TASK PROMPT ▸ Begin at the line that has "- weight-cell: 85-90: [621, 548, 692, 578]" and stop after the line that has "- height-cell: 170/175: [444, 348, 542, 378]". Write out only those lines again, substituting "height-entry" for every "height-cell" and leaving everything else unchanged.

Layout annotation records
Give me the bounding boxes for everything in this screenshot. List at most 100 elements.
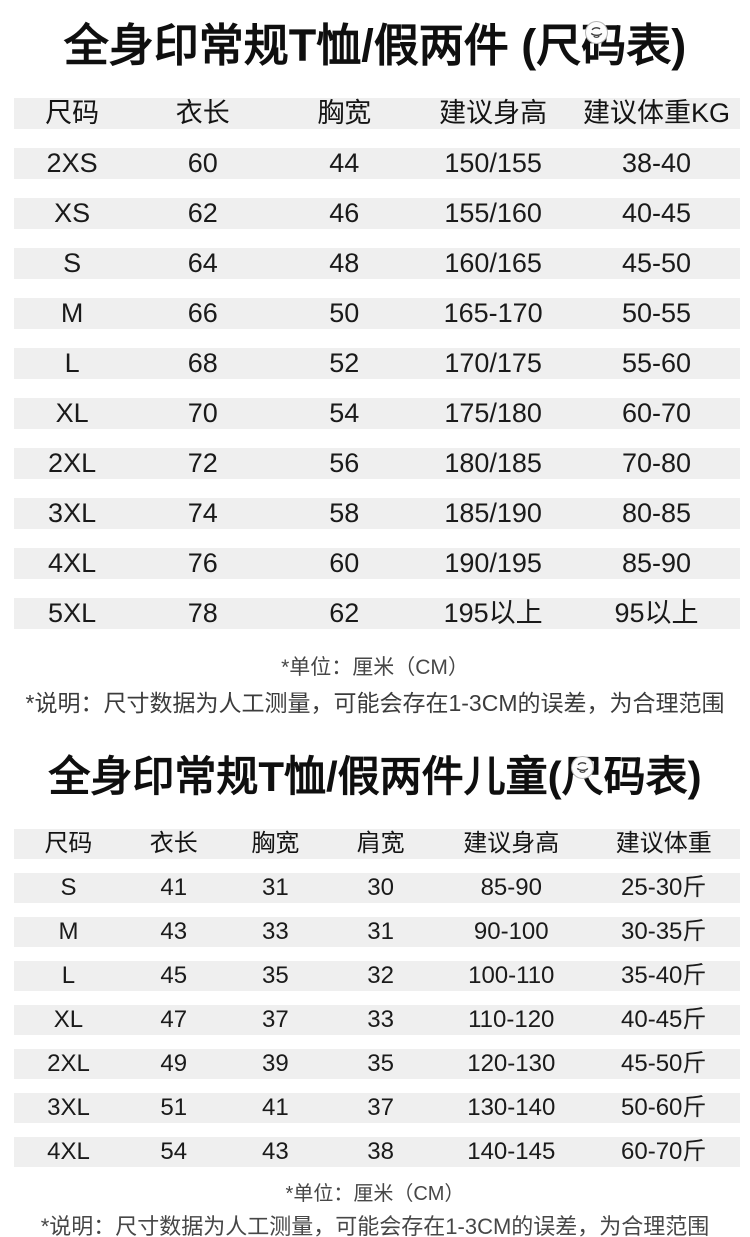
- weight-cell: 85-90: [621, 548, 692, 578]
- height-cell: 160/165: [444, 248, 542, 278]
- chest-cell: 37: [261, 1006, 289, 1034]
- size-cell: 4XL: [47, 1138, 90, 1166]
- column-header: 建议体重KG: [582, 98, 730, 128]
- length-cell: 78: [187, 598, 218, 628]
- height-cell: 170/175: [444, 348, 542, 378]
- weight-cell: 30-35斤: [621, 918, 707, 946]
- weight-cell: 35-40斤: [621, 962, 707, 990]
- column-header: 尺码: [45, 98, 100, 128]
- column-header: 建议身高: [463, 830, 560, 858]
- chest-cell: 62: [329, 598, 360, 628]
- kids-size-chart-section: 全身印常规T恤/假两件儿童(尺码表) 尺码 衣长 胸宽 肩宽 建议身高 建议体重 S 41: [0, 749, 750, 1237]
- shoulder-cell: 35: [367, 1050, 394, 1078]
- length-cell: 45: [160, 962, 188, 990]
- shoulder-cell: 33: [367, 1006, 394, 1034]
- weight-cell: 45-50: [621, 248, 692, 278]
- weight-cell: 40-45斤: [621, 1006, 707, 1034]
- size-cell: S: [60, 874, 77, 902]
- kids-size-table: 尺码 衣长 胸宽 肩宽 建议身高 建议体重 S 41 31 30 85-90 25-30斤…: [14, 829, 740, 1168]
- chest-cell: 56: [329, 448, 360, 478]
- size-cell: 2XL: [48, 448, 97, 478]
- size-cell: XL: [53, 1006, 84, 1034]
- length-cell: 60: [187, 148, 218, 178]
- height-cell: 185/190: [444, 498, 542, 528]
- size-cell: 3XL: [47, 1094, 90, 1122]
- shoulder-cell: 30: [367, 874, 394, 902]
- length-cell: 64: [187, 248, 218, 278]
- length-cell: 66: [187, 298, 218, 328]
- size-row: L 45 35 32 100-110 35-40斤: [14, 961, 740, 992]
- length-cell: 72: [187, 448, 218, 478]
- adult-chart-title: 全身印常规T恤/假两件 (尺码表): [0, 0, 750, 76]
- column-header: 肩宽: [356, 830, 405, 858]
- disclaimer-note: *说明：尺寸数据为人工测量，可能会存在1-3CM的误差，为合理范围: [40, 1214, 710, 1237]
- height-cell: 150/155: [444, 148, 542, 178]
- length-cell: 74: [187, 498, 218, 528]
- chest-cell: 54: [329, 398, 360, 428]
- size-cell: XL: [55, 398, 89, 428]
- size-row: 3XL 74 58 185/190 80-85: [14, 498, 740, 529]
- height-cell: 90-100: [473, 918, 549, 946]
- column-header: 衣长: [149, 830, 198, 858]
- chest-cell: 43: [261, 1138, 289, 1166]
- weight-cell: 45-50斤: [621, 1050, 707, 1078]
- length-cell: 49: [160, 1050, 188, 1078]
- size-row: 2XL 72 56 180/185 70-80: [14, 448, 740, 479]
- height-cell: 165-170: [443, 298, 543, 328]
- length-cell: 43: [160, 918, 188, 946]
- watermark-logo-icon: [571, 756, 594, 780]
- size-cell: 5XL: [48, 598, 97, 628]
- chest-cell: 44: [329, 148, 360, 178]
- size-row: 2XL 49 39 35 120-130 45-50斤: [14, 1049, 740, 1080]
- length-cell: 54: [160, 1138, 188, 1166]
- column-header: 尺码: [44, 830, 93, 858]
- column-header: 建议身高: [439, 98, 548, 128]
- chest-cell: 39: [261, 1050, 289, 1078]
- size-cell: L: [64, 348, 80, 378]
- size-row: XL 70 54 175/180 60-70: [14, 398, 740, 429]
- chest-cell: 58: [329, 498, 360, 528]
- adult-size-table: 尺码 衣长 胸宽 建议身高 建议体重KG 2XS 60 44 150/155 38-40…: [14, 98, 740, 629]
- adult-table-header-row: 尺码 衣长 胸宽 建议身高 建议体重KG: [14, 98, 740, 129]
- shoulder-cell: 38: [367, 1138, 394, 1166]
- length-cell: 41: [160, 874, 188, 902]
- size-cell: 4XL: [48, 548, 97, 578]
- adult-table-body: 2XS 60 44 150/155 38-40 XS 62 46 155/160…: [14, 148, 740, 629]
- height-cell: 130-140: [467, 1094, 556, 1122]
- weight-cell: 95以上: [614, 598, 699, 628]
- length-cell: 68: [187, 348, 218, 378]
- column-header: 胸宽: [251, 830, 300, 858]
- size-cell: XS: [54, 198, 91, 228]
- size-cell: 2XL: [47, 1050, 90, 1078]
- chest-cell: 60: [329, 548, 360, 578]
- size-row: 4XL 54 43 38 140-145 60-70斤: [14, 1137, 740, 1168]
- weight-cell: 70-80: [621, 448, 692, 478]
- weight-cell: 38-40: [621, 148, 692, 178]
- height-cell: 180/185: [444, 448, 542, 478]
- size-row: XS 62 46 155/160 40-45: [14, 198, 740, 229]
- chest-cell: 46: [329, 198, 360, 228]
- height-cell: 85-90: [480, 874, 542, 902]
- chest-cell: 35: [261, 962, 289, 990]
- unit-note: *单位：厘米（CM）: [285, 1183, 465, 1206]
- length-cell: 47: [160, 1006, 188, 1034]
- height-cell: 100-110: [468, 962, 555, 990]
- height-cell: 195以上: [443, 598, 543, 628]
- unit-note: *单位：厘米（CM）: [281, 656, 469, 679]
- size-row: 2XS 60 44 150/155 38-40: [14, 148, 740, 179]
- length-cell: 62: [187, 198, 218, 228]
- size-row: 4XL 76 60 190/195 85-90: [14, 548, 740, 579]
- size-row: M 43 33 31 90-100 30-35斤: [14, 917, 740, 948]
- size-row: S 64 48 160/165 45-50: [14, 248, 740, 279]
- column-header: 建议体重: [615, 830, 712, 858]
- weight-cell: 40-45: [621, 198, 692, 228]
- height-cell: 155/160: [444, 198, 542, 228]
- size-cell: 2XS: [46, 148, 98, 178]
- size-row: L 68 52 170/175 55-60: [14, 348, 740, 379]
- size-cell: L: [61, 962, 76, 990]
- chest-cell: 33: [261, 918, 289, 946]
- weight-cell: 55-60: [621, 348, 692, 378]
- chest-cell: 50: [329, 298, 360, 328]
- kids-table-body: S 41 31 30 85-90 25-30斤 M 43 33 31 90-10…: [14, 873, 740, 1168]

THE OUTPUT ▸
- weight-cell: 85-90: [621, 548, 692, 578]
- height-entry: 160/165: [444, 248, 542, 278]
- chest-cell: 37: [261, 1006, 289, 1034]
- size-cell: 4XL: [47, 1138, 90, 1166]
- column-header: 建议体重KG: [582, 98, 730, 128]
- length-cell: 78: [187, 598, 218, 628]
- height-entry: 170/175: [444, 348, 542, 378]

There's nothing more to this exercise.